(Element location data)
[start]
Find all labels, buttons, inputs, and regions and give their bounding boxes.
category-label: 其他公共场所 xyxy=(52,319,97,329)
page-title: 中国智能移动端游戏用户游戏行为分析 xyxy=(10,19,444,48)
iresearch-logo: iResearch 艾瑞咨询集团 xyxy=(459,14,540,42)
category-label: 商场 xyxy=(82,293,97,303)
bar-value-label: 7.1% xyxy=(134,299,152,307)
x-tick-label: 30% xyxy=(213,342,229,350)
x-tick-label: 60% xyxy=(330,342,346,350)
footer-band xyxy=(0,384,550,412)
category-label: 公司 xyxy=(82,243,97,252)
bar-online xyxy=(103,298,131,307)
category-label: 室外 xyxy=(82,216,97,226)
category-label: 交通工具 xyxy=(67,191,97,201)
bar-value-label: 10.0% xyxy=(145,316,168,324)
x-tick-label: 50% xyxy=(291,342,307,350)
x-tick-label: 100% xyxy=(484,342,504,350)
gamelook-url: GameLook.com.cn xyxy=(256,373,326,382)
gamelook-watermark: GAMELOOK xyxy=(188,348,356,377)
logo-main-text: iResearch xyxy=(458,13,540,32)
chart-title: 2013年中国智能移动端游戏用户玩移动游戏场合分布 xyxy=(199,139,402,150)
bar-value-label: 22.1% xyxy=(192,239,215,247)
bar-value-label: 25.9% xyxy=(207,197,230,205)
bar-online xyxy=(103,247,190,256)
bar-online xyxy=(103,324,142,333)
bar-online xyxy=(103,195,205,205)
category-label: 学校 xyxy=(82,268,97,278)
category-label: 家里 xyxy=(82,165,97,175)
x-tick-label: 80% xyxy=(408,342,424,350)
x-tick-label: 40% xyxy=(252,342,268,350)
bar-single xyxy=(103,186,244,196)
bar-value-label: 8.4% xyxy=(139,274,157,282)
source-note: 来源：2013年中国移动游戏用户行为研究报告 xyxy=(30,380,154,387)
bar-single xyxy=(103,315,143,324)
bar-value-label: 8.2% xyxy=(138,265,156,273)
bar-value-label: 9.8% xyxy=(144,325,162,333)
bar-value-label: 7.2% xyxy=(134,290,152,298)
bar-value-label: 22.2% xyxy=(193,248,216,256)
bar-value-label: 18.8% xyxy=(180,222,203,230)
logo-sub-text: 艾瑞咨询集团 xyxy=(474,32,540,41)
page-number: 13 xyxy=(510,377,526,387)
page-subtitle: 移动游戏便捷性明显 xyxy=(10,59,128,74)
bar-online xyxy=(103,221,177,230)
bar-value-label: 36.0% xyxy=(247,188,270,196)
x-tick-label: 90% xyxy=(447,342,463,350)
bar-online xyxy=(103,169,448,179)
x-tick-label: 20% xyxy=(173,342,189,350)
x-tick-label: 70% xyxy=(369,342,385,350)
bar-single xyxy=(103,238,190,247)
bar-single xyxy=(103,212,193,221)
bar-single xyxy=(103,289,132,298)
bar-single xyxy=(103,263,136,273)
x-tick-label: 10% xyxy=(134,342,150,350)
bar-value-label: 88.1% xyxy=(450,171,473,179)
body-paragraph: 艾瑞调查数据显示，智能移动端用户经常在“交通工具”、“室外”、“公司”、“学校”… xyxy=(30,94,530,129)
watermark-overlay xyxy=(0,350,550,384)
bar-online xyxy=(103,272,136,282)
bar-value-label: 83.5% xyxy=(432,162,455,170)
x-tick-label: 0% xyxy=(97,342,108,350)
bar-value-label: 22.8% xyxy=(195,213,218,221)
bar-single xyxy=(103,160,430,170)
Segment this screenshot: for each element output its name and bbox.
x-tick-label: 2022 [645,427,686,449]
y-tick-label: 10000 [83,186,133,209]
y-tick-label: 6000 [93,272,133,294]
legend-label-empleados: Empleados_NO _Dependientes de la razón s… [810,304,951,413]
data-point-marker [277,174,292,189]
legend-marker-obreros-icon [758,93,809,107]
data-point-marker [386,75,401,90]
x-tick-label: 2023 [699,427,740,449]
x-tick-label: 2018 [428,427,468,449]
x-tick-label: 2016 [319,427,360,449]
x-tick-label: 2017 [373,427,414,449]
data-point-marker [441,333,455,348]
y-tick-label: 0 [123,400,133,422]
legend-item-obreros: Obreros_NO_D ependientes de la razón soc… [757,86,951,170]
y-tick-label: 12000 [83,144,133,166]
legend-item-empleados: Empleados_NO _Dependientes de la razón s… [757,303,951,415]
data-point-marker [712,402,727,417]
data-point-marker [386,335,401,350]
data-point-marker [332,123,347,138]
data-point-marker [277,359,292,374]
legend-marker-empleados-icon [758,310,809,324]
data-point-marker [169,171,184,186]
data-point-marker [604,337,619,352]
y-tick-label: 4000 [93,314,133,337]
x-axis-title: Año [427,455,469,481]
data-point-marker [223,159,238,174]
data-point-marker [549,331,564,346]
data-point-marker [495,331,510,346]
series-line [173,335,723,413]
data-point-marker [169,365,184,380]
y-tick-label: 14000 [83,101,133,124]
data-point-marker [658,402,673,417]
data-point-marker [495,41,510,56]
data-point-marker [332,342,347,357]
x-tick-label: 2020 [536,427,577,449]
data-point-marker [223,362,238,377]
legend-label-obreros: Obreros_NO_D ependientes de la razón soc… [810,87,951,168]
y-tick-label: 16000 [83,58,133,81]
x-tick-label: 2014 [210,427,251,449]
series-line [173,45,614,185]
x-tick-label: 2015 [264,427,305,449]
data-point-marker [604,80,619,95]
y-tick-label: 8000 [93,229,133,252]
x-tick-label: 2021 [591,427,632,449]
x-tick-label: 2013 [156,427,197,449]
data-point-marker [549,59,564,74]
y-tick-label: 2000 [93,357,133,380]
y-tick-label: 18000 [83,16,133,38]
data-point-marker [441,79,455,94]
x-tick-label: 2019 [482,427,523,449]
[end]
▶ **Set problem**: Rewrite all of the records above, changing every "category-label" to "category-name" and leaving everything else the same.

▶ **Solution**:
Find all labels, buttons, inputs, and regions and give their bounding boxes.
category-name: 其他公共场所 xyxy=(52,319,97,329)
page-title: 中国智能移动端游戏用户游戏行为分析 xyxy=(10,19,444,48)
iresearch-logo: iResearch 艾瑞咨询集团 xyxy=(459,14,540,42)
category-name: 商场 xyxy=(82,293,97,303)
bar-value-label: 7.1% xyxy=(134,299,152,307)
x-tick-label: 30% xyxy=(213,342,229,350)
x-tick-label: 60% xyxy=(330,342,346,350)
footer-band xyxy=(0,384,550,412)
category-name: 公司 xyxy=(82,243,97,252)
bar-online xyxy=(103,298,131,307)
category-name: 室外 xyxy=(82,216,97,226)
category-name: 交通工具 xyxy=(67,191,97,201)
bar-value-label: 10.0% xyxy=(145,316,168,324)
x-tick-label: 50% xyxy=(291,342,307,350)
x-tick-label: 100% xyxy=(484,342,504,350)
gamelook-url: GameLook.com.cn xyxy=(256,373,326,382)
gamelook-watermark: GAMELOOK xyxy=(188,348,356,377)
logo-main-text: iResearch xyxy=(458,13,540,32)
chart-title: 2013年中国智能移动端游戏用户玩移动游戏场合分布 xyxy=(199,139,402,150)
bar-value-label: 22.1% xyxy=(192,239,215,247)
bar-value-label: 25.9% xyxy=(207,197,230,205)
bar-online xyxy=(103,247,190,256)
bar-online xyxy=(103,324,142,333)
bar-online xyxy=(103,195,205,205)
category-name: 学校 xyxy=(82,268,97,278)
category-name: 家里 xyxy=(82,165,97,175)
x-tick-label: 80% xyxy=(408,342,424,350)
x-tick-label: 40% xyxy=(252,342,268,350)
bar-single xyxy=(103,186,244,196)
bar-value-label: 8.4% xyxy=(139,274,157,282)
source-note: 来源：2013年中国移动游戏用户行为研究报告 xyxy=(30,380,154,387)
bar-single xyxy=(103,315,143,324)
bar-value-label: 8.2% xyxy=(138,265,156,273)
bar-value-label: 9.8% xyxy=(144,325,162,333)
bar-value-label: 7.2% xyxy=(134,290,152,298)
bar-value-label: 22.2% xyxy=(193,248,216,256)
bar-value-label: 18.8% xyxy=(180,222,203,230)
logo-sub-text: 艾瑞咨询集团 xyxy=(474,32,540,41)
page-number: 13 xyxy=(510,377,526,387)
page-subtitle: 移动游戏便捷性明显 xyxy=(10,59,128,74)
bar-online xyxy=(103,221,177,230)
bar-value-label: 36.0% xyxy=(247,188,270,196)
x-tick-label: 90% xyxy=(447,342,463,350)
bar-online xyxy=(103,169,448,179)
x-tick-label: 20% xyxy=(173,342,189,350)
x-tick-label: 70% xyxy=(369,342,385,350)
bar-single xyxy=(103,238,190,247)
bar-single xyxy=(103,212,193,221)
bar-single xyxy=(103,289,132,298)
bar-single xyxy=(103,263,136,273)
x-tick-label: 10% xyxy=(134,342,150,350)
bar-value-label: 88.1% xyxy=(450,171,473,179)
body-paragraph: 艾瑞调查数据显示，智能移动端用户经常在“交通工具”、“室外”、“公司”、“学校”… xyxy=(30,94,530,129)
watermark-overlay xyxy=(0,350,550,384)
bar-online xyxy=(103,272,136,282)
bar-value-label: 83.5% xyxy=(432,162,455,170)
x-tick-label: 0% xyxy=(97,342,108,350)
bar-value-label: 22.8% xyxy=(195,213,218,221)
bar-single xyxy=(103,160,430,170)
Segment this screenshot: for each element output its name and bbox.
x-tick-label: 2022 [645,427,686,449]
y-tick-label: 10000 [83,186,133,209]
y-tick-label: 6000 [93,272,133,294]
legend-label-empleados: Empleados_NO _Dependientes de la razón s… [810,304,951,413]
data-point-marker [277,174,292,189]
legend-marker-obreros-icon [758,93,809,107]
data-point-marker [386,75,401,90]
x-tick-label: 2023 [699,427,740,449]
x-tick-label: 2018 [428,427,468,449]
x-tick-label: 2016 [319,427,360,449]
x-tick-label: 2017 [373,427,414,449]
data-point-marker [441,333,455,348]
y-tick-label: 0 [123,400,133,422]
legend-item-obreros: Obreros_NO_D ependientes de la razón soc… [757,86,951,170]
y-tick-label: 12000 [83,144,133,166]
legend-item-empleados: Empleados_NO _Dependientes de la razón s… [757,303,951,415]
data-point-marker [712,402,727,417]
data-point-marker [386,335,401,350]
data-point-marker [332,123,347,138]
data-point-marker [277,359,292,374]
legend-marker-empleados-icon [758,310,809,324]
data-point-marker [169,171,184,186]
data-point-marker [604,337,619,352]
y-tick-label: 4000 [93,314,133,337]
x-axis-title: Año [427,455,469,481]
data-point-marker [223,159,238,174]
data-point-marker [549,331,564,346]
data-point-marker [495,331,510,346]
series-line [173,335,723,413]
data-point-marker [169,365,184,380]
y-tick-label: 14000 [83,101,133,124]
data-point-marker [658,402,673,417]
data-point-marker [495,41,510,56]
data-point-marker [332,342,347,357]
x-tick-label: 2020 [536,427,577,449]
data-point-marker [223,362,238,377]
legend-label-obreros: Obreros_NO_D ependientes de la razón soc… [810,87,951,168]
y-tick-label: 16000 [83,58,133,81]
x-tick-label: 2014 [210,427,251,449]
series-line [173,45,614,185]
x-tick-label: 2015 [264,427,305,449]
data-point-marker [604,80,619,95]
y-tick-label: 8000 [93,229,133,252]
x-tick-label: 2021 [591,427,632,449]
x-tick-label: 2013 [156,427,197,449]
data-point-marker [549,59,564,74]
y-tick-label: 2000 [93,357,133,380]
y-tick-label: 18000 [83,16,133,38]
data-point-marker [441,79,455,94]
x-tick-label: 2019 [482,427,523,449]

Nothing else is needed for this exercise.